Tâches à réaliser.
a: Les affirmations (i), (ii) et (iii) s’accordent-elles avec le texte ci-dessous sur les avis consultatifs en zone agricole ? Répondez oui ou non à chacune et citez mot pour mot les mots du texte qui tranchent.
(i) L’avis remis par les directions s’impose aux communes.
(ii) La Direction du Développement rural délivre les attestations de conformité des infrastructures de stockage d’effluents d’élevage.
(iii) Selon Cédric Harmant, l’enjeu est aussi important au cœur d’un village qu’en zone agricole.
b: Reprenez le texte sur les avis consultatifs en zone agricole après sa dernière phrase et poursuivez-le.

Passage extrait.
* * * *
Avis consultatif des directions compétentes

Lors de ce type de projet de réaffectation, des avis extérieurs tels que ceux des pompiers, des services à l’agriculture, à la mobilité, aux cours d’eau, du DNF… sont sollicités. C’est notamment le cas des directions auxquelles appartiennent Xavier Dubois et Cédric Harmant.

La Direction du Développement rural s’occupe du suivi des Programme Communaux De développement Rurale (PCDR) et de la délivrance des attestations de conformité des infrastructures de stockage d’effluents d’élevage (ACISEE) mais, elle analyse également les demandes de permis qui concernent la zone agricole. Elle évalue ainsi l’effectivité de l’exploitation agricole et si, au vu des plans de construction déposés, il peut être admis raisonnablement que l’exploitation qu’abriteront les bâtiments n’est pas un prétexte pour ériger une construction qui n’est pas à sa place en zone agricole. Il en est de même pour la Direction de Cédric Harmant. « En bref, dès qu’une demande de permis touche à l’agricole et/ou est faite par un agriculteur, nos directions sont interrogées afin de remettre un avis consultatif sur le projet. Si ce dernier touche à d’autres domaines, les directions compétentes sont également consultées. L’avis que nous remettons n’est pas contraignant. Les directions n’ont qu’un rôle de tutelle vis-à-vis des communes ».

L’usage agricole :plus possible ?

« L’une des premières questions à se poser lorsqu’on envisage de soumettre ce genre de projet est si l’usage agricole n’est vraiment plus possible, même en réalisant quelques transformations ou une extension. C’est une question qui se pose particulièrement lorsqu’on est en zone agricole. Il est clair que quand on se trouve au cœur d’un village l’enjeu n’est pas aussi important. Après, nous avons bien conscience que les outils et techniques agricoles évoluent et que les bâtiments anciens ne sont parfois plus adaptés ou en mauvais état. Nous ne sommes pas braqués sur le fait que le bâtiment soit conservé en cette forme mais, on ne perd jamais de vue l’objectif qui nous concerne : préserver la zone agricole et minimiser l’habitat » dit Cédric Harmant.
* * * *
Bloc de données.
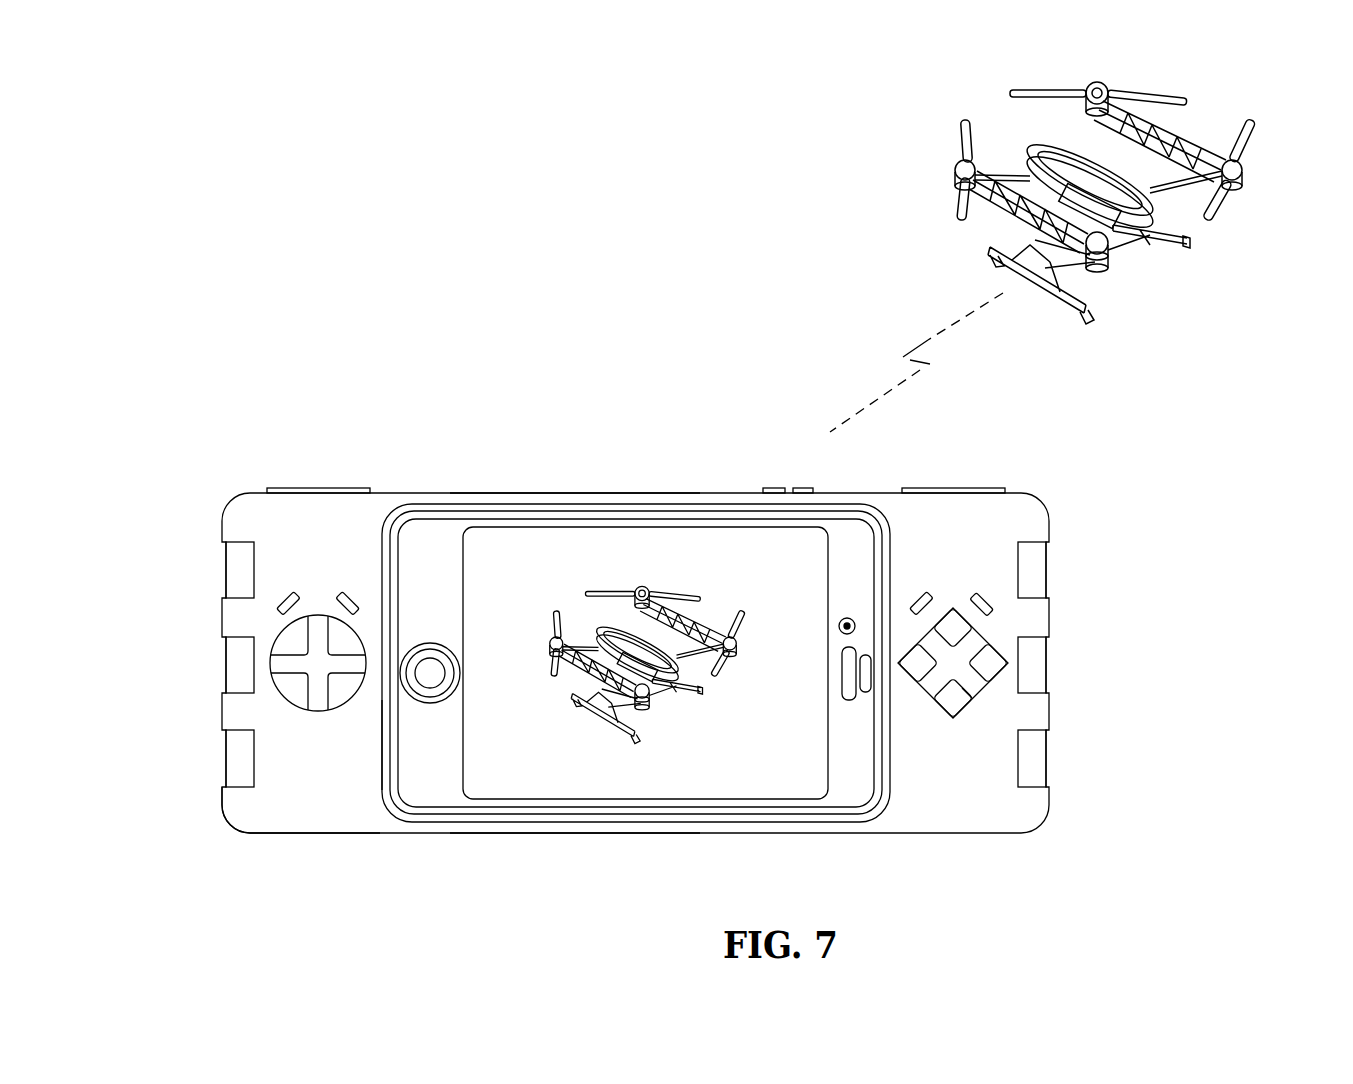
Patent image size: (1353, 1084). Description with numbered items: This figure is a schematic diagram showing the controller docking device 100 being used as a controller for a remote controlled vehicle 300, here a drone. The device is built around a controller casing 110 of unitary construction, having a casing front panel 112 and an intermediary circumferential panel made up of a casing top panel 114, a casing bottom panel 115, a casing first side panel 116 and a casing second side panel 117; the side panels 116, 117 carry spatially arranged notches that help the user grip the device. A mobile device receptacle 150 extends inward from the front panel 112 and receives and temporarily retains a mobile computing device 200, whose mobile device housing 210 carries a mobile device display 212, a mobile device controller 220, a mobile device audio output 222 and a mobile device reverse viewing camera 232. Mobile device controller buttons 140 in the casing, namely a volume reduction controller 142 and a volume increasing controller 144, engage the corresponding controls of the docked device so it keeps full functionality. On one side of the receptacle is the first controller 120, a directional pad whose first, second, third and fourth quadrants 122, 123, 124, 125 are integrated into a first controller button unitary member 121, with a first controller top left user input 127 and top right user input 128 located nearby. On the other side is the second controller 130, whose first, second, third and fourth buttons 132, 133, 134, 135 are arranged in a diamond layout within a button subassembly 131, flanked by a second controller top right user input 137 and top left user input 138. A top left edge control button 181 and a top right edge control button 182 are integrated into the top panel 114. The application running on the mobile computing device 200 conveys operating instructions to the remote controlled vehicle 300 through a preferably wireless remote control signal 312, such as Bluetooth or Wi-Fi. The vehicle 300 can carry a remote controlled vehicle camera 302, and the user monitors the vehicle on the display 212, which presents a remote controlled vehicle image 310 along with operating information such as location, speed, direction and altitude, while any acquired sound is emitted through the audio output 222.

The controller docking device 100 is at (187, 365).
* * * *
Résultats finaux.
a:
(i) Non : « L’avis que nous remettons n’est pas contraignant. »
(ii) Oui : « et de la délivrance des attestations de conformité des infrastructures de stockage d’effluents d’élevage (ACISEE) »
(iii) Non : « Il est clair que quand on se trouve au cœur d’un village l’enjeu n’est pas aussi important. »

b:
Et Xavier Dubois de compléter : « Il y a d’ailleurs une petite évolution dans ce sens ces dernières années et depuis la crise sanitaire. Avant, il se disait que ces bâtiments avaient perdu leur attrait pour l’agriculture mais on constate une explosion de petits producteurs maraîchers peu mécanisés, qui n’ont pas besoin de grandes surfaces. Ces bâtiments qui n’ont plus d’intérêt en agriculture traditionnelle pourraient servir à ce type de production, encore plus quand ils sont proches de noyaux villageois. C’est une donnée dont on commence à tenir compte. Nous préférons les voir se développer là que de voir la création de nombreuses petites infrastructures ».

Quelle place dans le plan de secteur ?

Les fonctions envisageables pour la reconversion de bâtiments ne pouvant plus être employés pour un usage agricole dépendront de différents critères : la situation juridique de la parcelle, le cadre bâti (situé au cœur d’un village, en périphérie, dans une plaine agricole isolée…), l’intérêt patrimonial, l’état général des bâtiments et le type de bâtiment (grange, hangar, étable…).

L’ensemble du territoire est couvert par un plan de secteur élaboré dans les années 70-80, définissant des zones réservées à des activités et fonctions particulières. On trouve, entre autres, des zones d’habitat, d’habitat à caractère rural, agricole, d’activités économiques, de services publics, d’aménagement communal concerté (ACC, zone ou tout est encore possible)… « Les exploitations agricoles sont généralement situées en zone agricole mais on en trouve aussi dans les zones d’habitat à caractère rural où il est prévu une mixité entre l’habitat et les fermes. Lorsqu’on a des projets de reconversion, il est très important de savoir dans quelle zone on se trouve car cela va définir les possibilités de développement d’une activité ou pas. Ces zones sont invisibles sur le terrain. Une prairie peut être en zone d’habitat alors qu’une maison ne l’est pas forcément », explique Xavier Dubois.

La zone d’habitat à caractère rural ?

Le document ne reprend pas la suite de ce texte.